SET EXERCISE A:
From the purchase agreement amendment, write out word for word the passage that begins at "R E C I T A" and ends after "Title Review Period.".

EXHIBIT 10.5

                                FIRST AMENDMENT
                                       TO
                         AGREEMENT OF PURCHASE AND SALE

     THIS FIRST AMENDMENT TO AGREEMENT OF PURCHASE AND SALE is dated effective
August 15, 1997 (the "Amendment") and is by and between Creekside Business Park,
LLC, a Delaware limited liability company, as Buyer, and Creekside Industrial
Associates, a California general partnership, as Seller, on the following terms
and conditions:

                                  R E C I T A L S:

     A.   Seller and Buyer have entered into an Agreement of Purchase and Sale
dated July 31, 1997 (the "Agreement") for the sale of the property commonly
known as Creekside Business Park, Milpitas, California.

     B.   The Agreement was modified by certain letters dated August 8 and
August 13, 1997 pertaining to the Title Review Period.

     C.   Seller and Buyer desire to amend certain terms of the Agreement as
more particularly set forth herein.

     D.   Terms used in this Amendment and not otherwise defined herein shall
have the meanings ascribed to them in the Agreement.

SUPPLIED RECORDS:
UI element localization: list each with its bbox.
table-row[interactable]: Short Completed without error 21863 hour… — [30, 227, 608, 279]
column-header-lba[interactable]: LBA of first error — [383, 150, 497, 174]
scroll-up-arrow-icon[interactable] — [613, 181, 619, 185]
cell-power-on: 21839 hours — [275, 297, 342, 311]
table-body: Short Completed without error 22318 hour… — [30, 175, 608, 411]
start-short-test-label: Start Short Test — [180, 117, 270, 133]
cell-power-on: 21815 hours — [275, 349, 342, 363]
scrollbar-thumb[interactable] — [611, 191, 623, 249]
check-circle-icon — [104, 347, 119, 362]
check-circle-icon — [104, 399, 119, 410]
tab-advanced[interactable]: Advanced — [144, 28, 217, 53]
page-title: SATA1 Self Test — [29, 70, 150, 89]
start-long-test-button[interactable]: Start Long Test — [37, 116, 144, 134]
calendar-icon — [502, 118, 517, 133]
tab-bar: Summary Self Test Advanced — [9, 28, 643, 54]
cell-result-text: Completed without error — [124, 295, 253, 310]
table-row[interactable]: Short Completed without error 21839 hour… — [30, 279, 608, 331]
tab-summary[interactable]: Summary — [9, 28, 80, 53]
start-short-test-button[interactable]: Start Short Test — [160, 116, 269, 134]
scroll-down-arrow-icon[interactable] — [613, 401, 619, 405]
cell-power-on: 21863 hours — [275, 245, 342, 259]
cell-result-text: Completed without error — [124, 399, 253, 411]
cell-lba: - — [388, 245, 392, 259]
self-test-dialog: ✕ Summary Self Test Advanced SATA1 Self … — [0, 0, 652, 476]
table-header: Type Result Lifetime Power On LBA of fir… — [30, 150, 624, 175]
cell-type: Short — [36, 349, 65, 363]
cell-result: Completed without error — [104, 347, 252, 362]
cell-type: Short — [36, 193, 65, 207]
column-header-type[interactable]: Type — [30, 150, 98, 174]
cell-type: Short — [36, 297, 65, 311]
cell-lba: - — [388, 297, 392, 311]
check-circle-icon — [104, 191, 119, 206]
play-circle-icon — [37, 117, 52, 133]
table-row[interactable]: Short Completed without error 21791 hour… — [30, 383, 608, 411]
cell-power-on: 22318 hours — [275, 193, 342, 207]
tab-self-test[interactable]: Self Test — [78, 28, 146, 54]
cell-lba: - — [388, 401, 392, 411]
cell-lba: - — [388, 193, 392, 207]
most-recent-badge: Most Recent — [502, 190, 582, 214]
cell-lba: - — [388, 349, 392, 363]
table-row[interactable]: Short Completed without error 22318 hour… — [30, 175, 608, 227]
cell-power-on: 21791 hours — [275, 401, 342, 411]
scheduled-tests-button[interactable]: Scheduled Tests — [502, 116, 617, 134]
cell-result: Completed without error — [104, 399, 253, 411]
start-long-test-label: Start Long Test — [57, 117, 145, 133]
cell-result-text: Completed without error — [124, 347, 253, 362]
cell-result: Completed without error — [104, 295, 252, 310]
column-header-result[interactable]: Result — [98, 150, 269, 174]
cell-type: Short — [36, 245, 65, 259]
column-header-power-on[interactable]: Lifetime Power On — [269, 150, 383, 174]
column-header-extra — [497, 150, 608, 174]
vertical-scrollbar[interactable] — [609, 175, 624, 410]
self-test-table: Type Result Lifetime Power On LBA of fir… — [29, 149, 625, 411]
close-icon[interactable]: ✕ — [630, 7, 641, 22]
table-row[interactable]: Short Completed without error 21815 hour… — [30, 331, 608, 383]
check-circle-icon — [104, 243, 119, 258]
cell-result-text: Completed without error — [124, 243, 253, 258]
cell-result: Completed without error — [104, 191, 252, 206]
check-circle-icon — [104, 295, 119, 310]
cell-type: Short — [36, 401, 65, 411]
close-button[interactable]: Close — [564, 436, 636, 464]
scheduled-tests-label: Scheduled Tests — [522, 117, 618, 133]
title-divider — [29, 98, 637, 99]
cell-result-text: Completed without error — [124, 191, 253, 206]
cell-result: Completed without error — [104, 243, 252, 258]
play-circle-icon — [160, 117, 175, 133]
==
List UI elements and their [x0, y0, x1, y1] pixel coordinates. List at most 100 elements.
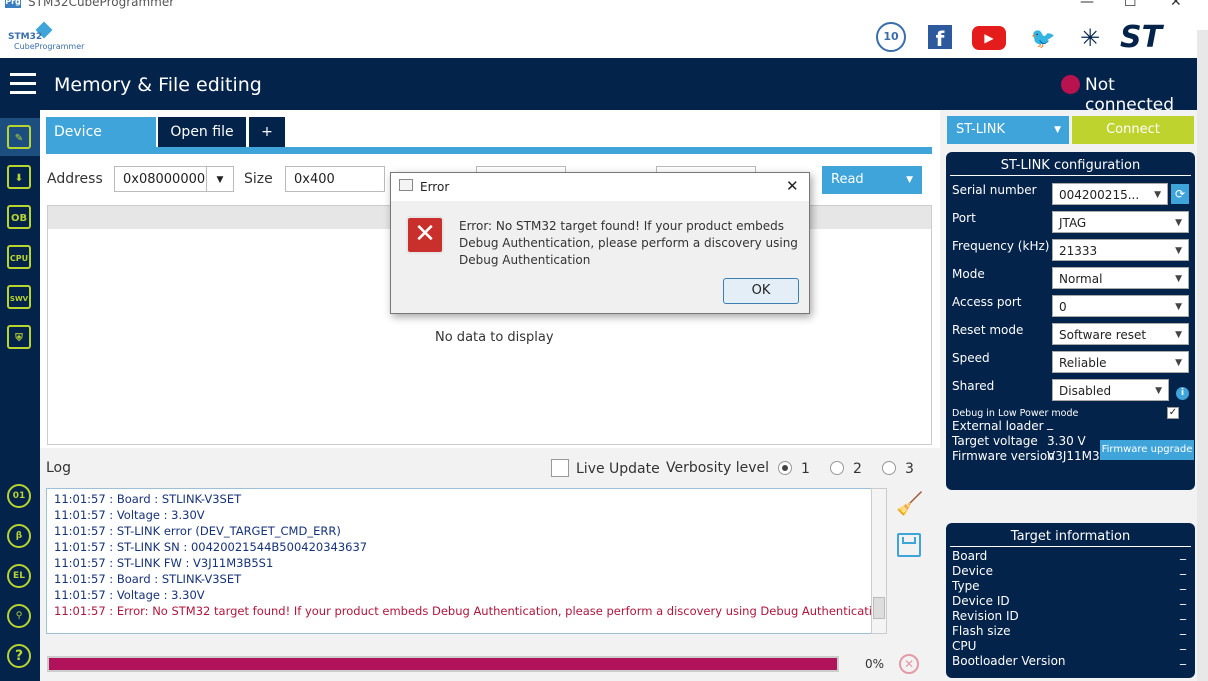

SET EXERCISE B:
Return the lines of the first listing unchanged, starting with the line containing "UI element localization: list" and ending after the line containing "most-recent-badge: Most Recent", both included.

WRITTEN SOLUTION A:
R E C I T A L S:

     A.   Seller and Buyer have entered into an Agreement of Purchase and Sale
dated July 31, 1997 (the "Agreement") for the sale of the property commonly
known as Creekside Business Park, Milpitas, California.

     B.   The Agreement was modified by certain letters dated August 8 and
August 13, 1997 pertaining to the Title Review Period.

WRITTEN SOLUTION B:
UI element localization: list each with its bbox.
table-row[interactable]: Short Completed without error 21863 hour… — [30, 227, 608, 279]
column-header-lba[interactable]: LBA of first error — [383, 150, 497, 174]
scroll-up-arrow-icon[interactable] — [613, 181, 619, 185]
cell-power-on: 21839 hours — [275, 297, 342, 311]
table-body: Short Completed without error 22318 hour… — [30, 175, 608, 411]
start-short-test-label: Start Short Test — [180, 117, 270, 133]
cell-power-on: 21815 hours — [275, 349, 342, 363]
scrollbar-thumb[interactable] — [611, 191, 623, 249]
check-circle-icon — [104, 347, 119, 362]
check-circle-icon — [104, 399, 119, 410]
tab-advanced[interactable]: Advanced — [144, 28, 217, 53]
page-title: SATA1 Self Test — [29, 70, 150, 89]
start-long-test-button[interactable]: Start Long Test — [37, 116, 144, 134]
calendar-icon — [502, 118, 517, 133]
tab-bar: Summary Self Test Advanced — [9, 28, 643, 54]
cell-result-text: Completed without error — [124, 295, 253, 310]
table-row[interactable]: Short Completed without error 21839 hour… — [30, 279, 608, 331]
tab-summary[interactable]: Summary — [9, 28, 80, 53]
start-short-test-button[interactable]: Start Short Test — [160, 116, 269, 134]
scroll-down-arrow-icon[interactable] — [613, 401, 619, 405]
cell-power-on: 21863 hours — [275, 245, 342, 259]
cell-result-text: Completed without error — [124, 399, 253, 411]
cell-lba: - — [388, 245, 392, 259]
self-test-dialog: ✕ Summary Self Test Advanced SATA1 Self … — [0, 0, 652, 476]
table-header: Type Result Lifetime Power On LBA of fir… — [30, 150, 624, 175]
cell-type: Short — [36, 349, 65, 363]
cell-result: Completed without error — [104, 347, 252, 362]
cell-type: Short — [36, 193, 65, 207]
column-header-type[interactable]: Type — [30, 150, 98, 174]
cell-type: Short — [36, 297, 65, 311]
cell-lba: - — [388, 297, 392, 311]
check-circle-icon — [104, 191, 119, 206]
play-circle-icon — [37, 117, 52, 133]
table-row[interactable]: Short Completed without error 21791 hour… — [30, 383, 608, 411]
cell-power-on: 22318 hours — [275, 193, 342, 207]
tab-self-test[interactable]: Self Test — [78, 28, 146, 54]
cell-lba: - — [388, 401, 392, 411]
cell-lba: - — [388, 193, 392, 207]
most-recent-badge: Most Recent — [502, 190, 582, 214]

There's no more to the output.